## DIRECTIONS
Answer with a single number: the count of lines that include the string "rgba".

## RECORDS SHOWN
■ ■ ■ ■ ■
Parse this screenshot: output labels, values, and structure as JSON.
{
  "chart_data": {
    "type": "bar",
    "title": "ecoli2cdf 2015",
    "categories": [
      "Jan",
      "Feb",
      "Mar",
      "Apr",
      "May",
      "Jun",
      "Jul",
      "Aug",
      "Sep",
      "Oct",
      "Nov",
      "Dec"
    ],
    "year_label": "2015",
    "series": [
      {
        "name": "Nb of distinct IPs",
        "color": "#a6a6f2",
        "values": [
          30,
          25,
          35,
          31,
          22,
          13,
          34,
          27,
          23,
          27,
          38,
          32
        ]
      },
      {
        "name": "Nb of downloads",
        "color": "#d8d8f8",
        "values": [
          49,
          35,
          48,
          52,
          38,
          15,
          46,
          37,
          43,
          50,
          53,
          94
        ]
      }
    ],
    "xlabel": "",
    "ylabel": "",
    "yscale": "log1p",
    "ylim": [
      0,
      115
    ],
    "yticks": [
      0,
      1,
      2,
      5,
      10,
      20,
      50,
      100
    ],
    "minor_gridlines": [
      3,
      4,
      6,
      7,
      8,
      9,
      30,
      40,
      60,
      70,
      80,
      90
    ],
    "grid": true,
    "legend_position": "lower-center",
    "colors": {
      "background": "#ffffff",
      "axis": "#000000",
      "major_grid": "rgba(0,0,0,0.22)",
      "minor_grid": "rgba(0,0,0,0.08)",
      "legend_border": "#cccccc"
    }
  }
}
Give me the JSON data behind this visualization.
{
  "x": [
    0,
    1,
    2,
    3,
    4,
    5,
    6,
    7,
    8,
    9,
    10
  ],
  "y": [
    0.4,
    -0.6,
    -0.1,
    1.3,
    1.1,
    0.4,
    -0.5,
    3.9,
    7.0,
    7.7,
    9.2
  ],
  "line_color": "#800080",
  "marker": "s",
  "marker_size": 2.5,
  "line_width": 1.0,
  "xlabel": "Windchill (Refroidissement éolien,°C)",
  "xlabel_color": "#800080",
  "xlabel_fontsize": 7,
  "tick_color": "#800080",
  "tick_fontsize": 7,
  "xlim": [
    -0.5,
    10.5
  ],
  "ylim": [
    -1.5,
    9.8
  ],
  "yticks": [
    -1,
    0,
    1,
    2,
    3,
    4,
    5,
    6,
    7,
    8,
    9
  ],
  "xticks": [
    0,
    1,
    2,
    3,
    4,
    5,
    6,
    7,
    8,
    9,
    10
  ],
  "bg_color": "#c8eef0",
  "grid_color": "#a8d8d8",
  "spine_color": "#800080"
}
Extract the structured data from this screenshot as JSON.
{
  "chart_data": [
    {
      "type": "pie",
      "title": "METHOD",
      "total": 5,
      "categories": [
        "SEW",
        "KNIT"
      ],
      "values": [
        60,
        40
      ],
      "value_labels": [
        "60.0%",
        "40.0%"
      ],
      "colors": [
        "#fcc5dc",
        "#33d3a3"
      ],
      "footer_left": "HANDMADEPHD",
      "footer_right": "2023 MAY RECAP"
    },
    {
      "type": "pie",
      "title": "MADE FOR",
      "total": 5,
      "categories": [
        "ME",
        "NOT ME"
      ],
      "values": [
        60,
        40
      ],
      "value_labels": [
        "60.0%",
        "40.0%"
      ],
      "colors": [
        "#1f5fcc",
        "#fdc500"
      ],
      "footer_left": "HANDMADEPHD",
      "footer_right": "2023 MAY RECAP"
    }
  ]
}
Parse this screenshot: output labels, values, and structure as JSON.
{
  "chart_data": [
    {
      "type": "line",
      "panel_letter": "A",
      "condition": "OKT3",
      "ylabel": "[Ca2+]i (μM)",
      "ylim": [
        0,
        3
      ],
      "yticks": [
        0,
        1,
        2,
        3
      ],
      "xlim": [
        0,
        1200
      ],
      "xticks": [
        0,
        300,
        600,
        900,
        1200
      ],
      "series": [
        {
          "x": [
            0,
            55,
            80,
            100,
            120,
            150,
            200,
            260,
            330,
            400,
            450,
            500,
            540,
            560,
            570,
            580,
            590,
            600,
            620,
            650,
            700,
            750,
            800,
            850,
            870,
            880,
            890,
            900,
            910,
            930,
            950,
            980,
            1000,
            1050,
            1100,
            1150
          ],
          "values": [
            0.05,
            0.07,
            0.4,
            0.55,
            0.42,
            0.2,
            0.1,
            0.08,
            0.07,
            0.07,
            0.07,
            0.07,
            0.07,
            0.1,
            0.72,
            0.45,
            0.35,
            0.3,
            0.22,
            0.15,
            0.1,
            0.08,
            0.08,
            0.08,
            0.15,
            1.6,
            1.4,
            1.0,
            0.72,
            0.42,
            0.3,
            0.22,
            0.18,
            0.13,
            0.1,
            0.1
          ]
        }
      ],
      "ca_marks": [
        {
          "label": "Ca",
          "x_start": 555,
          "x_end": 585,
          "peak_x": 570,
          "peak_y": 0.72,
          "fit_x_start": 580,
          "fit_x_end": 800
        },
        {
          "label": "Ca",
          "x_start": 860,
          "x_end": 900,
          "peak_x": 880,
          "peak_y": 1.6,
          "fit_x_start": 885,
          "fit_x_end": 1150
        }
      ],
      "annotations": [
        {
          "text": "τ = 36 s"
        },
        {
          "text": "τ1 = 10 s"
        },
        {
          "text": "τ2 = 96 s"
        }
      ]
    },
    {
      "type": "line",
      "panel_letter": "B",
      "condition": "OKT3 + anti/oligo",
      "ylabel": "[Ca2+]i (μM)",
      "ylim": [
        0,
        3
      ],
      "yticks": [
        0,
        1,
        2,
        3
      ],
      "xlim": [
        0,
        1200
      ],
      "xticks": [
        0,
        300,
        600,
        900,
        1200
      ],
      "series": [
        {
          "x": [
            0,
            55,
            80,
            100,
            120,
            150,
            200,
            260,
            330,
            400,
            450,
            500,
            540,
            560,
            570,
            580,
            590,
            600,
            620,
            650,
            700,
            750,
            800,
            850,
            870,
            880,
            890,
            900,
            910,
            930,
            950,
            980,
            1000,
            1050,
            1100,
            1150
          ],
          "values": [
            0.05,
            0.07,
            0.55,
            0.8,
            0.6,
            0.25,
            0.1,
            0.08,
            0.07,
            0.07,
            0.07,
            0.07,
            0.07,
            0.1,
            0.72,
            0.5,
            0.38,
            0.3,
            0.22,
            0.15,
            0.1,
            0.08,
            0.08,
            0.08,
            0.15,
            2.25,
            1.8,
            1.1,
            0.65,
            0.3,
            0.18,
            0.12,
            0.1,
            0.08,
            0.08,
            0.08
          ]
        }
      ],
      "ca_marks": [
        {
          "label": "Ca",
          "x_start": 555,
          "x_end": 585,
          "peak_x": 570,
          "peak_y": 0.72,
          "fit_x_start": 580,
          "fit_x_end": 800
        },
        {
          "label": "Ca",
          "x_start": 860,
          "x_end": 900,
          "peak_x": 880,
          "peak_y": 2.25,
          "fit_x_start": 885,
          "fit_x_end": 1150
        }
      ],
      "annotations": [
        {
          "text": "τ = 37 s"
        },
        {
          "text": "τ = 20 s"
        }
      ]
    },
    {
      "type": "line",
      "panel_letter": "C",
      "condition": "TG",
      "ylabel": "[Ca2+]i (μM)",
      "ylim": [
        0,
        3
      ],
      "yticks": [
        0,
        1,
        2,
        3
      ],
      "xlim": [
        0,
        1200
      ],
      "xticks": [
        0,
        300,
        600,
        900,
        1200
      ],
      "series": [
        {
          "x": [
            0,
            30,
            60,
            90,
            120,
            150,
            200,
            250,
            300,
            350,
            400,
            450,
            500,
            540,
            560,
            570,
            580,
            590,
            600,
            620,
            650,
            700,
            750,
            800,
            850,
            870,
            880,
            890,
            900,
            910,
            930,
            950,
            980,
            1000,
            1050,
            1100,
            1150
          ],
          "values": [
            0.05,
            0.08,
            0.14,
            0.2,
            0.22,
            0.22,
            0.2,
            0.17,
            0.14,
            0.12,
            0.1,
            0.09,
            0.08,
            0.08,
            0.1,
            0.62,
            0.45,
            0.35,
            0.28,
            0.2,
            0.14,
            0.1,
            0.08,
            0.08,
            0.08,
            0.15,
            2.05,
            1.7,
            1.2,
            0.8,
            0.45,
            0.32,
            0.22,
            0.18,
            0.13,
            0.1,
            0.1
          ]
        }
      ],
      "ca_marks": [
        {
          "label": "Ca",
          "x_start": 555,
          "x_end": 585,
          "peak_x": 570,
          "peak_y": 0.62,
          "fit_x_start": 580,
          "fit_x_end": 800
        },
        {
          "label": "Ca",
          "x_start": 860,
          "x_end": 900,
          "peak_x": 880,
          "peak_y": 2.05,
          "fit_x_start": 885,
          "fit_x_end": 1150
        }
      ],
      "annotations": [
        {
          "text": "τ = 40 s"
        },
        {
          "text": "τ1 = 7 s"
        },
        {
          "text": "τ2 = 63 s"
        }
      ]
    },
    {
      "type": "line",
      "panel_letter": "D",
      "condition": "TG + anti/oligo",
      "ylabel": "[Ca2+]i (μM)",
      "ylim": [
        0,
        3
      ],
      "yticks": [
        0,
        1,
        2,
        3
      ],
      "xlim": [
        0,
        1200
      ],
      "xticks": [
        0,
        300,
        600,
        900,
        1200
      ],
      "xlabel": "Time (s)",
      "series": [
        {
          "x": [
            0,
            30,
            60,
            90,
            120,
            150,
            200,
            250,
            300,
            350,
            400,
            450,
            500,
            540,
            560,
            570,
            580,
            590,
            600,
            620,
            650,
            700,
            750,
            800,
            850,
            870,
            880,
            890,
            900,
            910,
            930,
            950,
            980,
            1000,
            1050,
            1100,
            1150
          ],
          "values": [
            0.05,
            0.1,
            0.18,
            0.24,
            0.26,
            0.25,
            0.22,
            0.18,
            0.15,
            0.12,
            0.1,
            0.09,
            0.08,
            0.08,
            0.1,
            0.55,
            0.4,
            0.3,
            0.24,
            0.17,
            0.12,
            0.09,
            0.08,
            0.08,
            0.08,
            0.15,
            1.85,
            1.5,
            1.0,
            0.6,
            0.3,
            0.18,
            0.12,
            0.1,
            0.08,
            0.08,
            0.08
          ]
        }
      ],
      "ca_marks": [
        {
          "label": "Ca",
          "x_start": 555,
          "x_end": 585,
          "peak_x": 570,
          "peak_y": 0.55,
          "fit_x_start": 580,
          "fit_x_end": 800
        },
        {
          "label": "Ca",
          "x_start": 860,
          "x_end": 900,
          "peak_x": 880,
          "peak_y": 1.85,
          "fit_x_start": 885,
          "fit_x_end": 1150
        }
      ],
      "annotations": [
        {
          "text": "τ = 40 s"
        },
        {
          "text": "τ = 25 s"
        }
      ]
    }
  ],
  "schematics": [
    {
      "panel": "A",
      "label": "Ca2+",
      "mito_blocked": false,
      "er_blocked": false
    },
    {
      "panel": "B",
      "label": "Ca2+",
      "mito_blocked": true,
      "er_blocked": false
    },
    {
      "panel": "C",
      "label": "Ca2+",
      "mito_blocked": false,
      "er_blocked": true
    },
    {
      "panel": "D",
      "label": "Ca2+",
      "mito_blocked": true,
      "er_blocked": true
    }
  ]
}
■ ■ ■ ■ ■
## TASK RESPONSE
2